Pull out from the material below all lines with "Judy".

^^^^

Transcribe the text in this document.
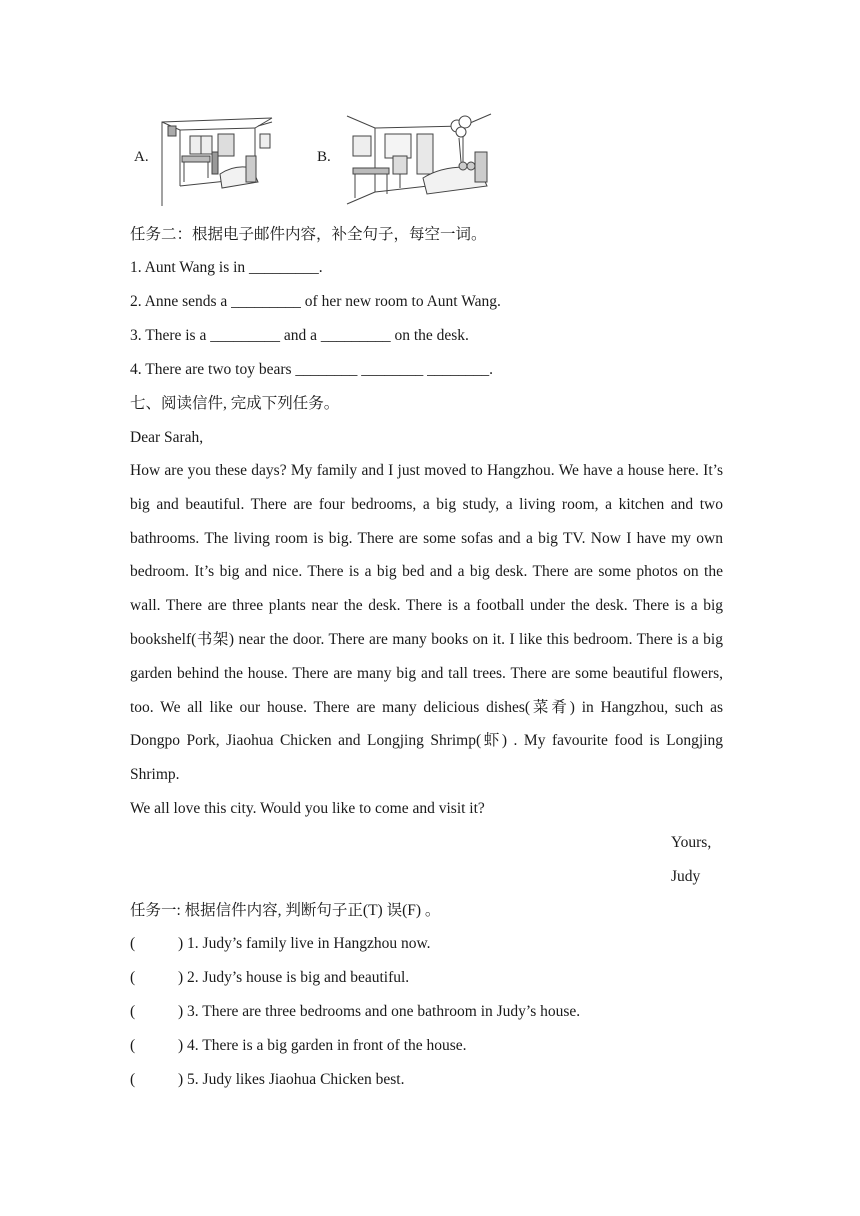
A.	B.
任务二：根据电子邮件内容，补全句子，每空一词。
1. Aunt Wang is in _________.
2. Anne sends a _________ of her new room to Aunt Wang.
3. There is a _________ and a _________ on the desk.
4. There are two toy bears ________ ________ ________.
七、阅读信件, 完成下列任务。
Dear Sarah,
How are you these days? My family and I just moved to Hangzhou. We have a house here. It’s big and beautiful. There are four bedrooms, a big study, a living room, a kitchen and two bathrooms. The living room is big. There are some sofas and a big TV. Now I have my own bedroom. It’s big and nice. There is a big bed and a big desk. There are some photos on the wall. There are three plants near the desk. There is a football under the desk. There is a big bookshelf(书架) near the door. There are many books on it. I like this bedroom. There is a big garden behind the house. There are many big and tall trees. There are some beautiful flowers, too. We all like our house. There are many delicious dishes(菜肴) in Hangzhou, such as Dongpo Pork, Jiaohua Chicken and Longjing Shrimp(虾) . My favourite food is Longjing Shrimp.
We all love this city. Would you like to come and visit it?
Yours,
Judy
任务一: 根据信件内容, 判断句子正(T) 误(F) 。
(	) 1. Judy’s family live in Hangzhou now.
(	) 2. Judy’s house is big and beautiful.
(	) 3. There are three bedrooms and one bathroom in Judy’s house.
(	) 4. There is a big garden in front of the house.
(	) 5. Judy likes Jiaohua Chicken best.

^^^^

◆ **The result**:
Judy
(	) 1. Judy’s family live in Hangzhou now.
(	) 2. Judy’s house is big and beautiful.
(	) 3. There are three bedrooms and one bathroom in Judy’s house.
(	) 5. Judy likes Jiaohua Chicken best.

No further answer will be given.